▶ _What needs to be done_: Check each line of the records below and collect those holding "products".

▶ _Data in this exercise_:
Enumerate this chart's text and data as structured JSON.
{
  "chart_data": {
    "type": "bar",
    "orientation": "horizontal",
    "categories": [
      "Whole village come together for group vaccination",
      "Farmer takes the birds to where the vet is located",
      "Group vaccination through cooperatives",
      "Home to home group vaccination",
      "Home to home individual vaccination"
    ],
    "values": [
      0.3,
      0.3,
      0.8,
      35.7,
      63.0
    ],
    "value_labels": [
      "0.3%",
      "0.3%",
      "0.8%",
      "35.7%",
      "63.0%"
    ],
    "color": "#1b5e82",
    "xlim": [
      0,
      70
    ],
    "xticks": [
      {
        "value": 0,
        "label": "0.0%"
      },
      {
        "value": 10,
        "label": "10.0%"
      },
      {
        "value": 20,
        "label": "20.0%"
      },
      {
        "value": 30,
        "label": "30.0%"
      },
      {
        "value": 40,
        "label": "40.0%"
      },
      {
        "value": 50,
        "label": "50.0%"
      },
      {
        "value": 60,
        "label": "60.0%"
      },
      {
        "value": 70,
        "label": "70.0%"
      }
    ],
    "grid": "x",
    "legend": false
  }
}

==

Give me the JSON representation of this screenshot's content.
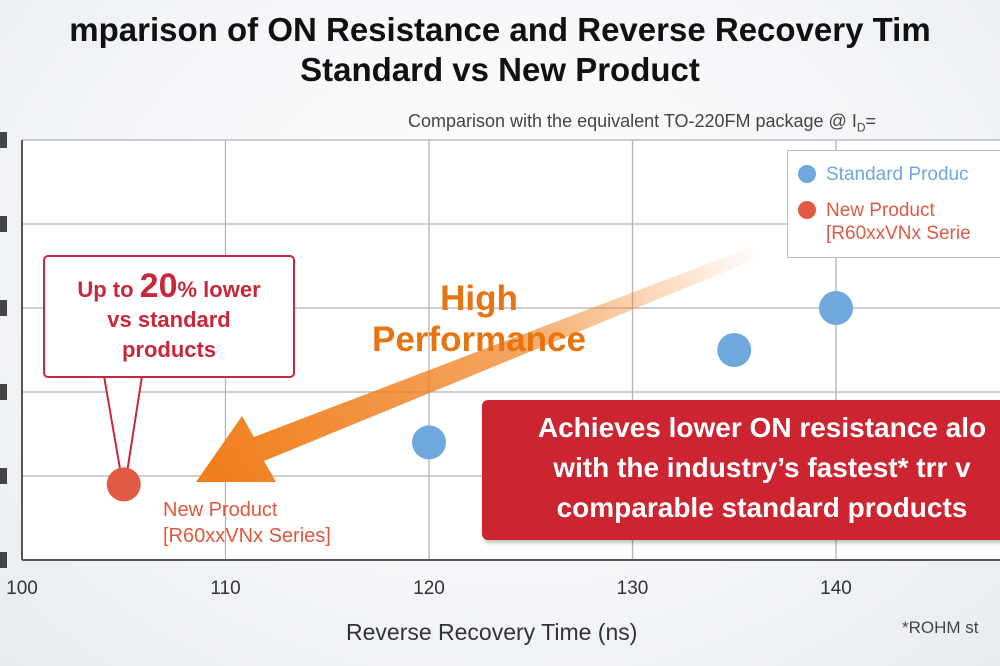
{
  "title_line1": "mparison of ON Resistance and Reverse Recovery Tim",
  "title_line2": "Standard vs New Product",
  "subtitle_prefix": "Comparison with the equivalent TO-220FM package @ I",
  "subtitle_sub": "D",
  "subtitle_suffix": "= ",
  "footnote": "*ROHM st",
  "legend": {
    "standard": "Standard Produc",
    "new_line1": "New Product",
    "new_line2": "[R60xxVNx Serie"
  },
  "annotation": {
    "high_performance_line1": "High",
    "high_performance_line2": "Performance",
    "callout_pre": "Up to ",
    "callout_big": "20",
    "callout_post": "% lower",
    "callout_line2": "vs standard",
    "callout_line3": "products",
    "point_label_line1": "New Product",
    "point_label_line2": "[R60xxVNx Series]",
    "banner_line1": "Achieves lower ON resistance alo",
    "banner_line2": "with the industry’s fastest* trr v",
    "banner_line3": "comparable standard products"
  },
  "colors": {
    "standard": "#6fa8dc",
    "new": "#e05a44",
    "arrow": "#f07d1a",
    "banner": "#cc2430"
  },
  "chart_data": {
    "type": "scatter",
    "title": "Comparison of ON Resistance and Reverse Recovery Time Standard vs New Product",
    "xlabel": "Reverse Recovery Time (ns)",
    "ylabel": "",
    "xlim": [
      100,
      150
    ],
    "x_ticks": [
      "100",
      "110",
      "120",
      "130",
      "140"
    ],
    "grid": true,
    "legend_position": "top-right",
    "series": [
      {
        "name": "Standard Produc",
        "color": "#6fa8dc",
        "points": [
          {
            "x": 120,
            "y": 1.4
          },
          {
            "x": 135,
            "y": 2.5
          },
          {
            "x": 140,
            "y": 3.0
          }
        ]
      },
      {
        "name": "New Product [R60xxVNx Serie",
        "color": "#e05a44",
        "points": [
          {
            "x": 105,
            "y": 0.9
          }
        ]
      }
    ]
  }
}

▶ _Exercise response_:
    "callout_line3": "products",
    "banner_line3": "comparable standard products"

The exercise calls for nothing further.